Your task: Each line holding the word "date" counts once; give the total and nothing more.

»»

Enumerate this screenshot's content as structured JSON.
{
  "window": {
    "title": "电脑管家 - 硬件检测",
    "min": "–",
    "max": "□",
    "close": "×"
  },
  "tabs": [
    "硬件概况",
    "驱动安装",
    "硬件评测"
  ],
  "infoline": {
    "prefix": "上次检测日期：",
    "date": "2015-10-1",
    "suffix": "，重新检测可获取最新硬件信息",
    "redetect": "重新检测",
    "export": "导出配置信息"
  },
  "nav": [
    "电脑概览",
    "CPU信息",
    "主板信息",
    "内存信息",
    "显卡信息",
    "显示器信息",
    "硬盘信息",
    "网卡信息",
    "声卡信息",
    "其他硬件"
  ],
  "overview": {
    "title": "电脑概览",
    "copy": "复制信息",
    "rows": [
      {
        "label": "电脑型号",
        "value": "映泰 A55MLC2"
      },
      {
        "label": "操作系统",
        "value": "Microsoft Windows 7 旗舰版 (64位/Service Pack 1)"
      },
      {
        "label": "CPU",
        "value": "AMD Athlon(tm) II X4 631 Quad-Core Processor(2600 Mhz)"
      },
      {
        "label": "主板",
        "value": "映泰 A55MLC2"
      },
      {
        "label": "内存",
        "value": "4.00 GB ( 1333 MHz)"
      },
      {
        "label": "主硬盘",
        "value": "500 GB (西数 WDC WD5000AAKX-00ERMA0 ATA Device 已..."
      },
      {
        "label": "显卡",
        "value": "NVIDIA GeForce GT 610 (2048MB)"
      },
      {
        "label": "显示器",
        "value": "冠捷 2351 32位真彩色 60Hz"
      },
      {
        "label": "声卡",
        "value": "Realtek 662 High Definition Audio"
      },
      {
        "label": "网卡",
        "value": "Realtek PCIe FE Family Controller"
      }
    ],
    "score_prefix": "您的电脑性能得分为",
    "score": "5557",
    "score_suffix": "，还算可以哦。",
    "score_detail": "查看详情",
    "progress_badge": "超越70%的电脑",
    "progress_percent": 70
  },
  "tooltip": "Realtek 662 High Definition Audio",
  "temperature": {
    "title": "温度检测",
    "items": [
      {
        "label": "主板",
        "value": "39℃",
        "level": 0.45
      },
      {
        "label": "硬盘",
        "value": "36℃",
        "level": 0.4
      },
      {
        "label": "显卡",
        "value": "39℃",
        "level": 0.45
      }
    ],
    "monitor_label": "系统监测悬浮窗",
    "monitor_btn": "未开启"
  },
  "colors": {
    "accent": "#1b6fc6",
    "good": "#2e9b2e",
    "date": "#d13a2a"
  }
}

««
»»

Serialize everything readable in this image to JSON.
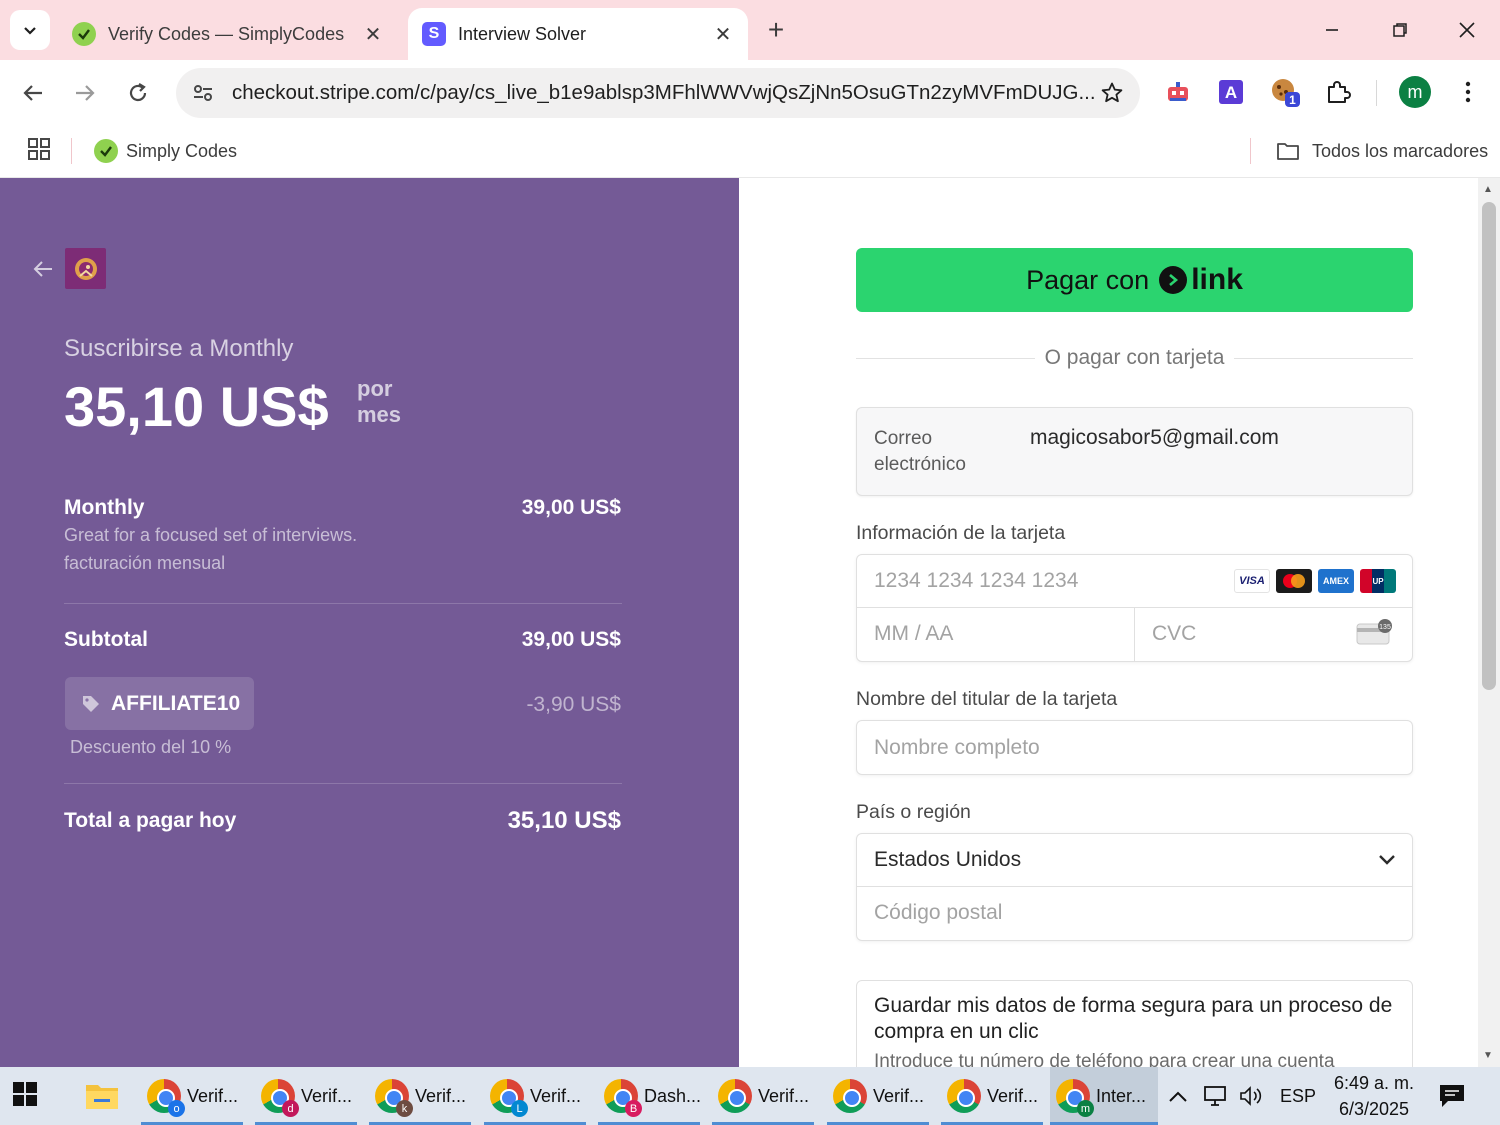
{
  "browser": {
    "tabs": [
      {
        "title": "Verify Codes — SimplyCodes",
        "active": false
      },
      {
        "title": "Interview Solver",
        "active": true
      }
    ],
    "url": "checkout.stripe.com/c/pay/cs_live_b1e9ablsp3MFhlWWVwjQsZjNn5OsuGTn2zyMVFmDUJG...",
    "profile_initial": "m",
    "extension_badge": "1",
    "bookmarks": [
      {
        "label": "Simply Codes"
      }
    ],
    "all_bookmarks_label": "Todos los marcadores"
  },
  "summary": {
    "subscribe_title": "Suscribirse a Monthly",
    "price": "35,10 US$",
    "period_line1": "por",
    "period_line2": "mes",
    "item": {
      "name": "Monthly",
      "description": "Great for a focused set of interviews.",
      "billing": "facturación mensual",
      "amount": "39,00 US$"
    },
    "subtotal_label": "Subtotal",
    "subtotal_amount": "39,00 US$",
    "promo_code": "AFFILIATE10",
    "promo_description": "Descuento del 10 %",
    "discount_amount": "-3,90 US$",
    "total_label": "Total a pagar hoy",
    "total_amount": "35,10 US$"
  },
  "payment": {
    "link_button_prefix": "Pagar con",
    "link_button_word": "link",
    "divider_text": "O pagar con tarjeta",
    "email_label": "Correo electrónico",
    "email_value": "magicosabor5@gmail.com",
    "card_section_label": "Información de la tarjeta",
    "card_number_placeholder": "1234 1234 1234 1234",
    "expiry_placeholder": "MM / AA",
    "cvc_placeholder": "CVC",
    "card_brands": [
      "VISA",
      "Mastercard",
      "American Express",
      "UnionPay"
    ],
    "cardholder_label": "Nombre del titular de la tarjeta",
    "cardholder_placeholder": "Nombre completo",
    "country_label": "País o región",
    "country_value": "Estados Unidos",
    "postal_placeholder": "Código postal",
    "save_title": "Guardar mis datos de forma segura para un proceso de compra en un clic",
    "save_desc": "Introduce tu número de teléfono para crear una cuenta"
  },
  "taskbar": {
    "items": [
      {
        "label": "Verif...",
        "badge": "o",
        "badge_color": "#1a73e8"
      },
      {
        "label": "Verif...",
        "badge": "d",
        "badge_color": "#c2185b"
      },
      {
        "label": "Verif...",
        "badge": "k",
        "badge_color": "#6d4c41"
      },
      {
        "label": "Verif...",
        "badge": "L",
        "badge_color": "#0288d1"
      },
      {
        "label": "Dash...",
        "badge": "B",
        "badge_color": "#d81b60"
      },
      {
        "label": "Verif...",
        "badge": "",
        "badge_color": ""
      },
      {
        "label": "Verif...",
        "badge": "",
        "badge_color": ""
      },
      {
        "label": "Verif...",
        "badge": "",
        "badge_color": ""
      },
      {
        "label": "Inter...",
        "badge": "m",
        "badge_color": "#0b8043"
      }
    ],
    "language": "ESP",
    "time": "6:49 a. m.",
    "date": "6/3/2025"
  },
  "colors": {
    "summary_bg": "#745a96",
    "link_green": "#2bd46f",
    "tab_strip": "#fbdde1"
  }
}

««

Final answer: 3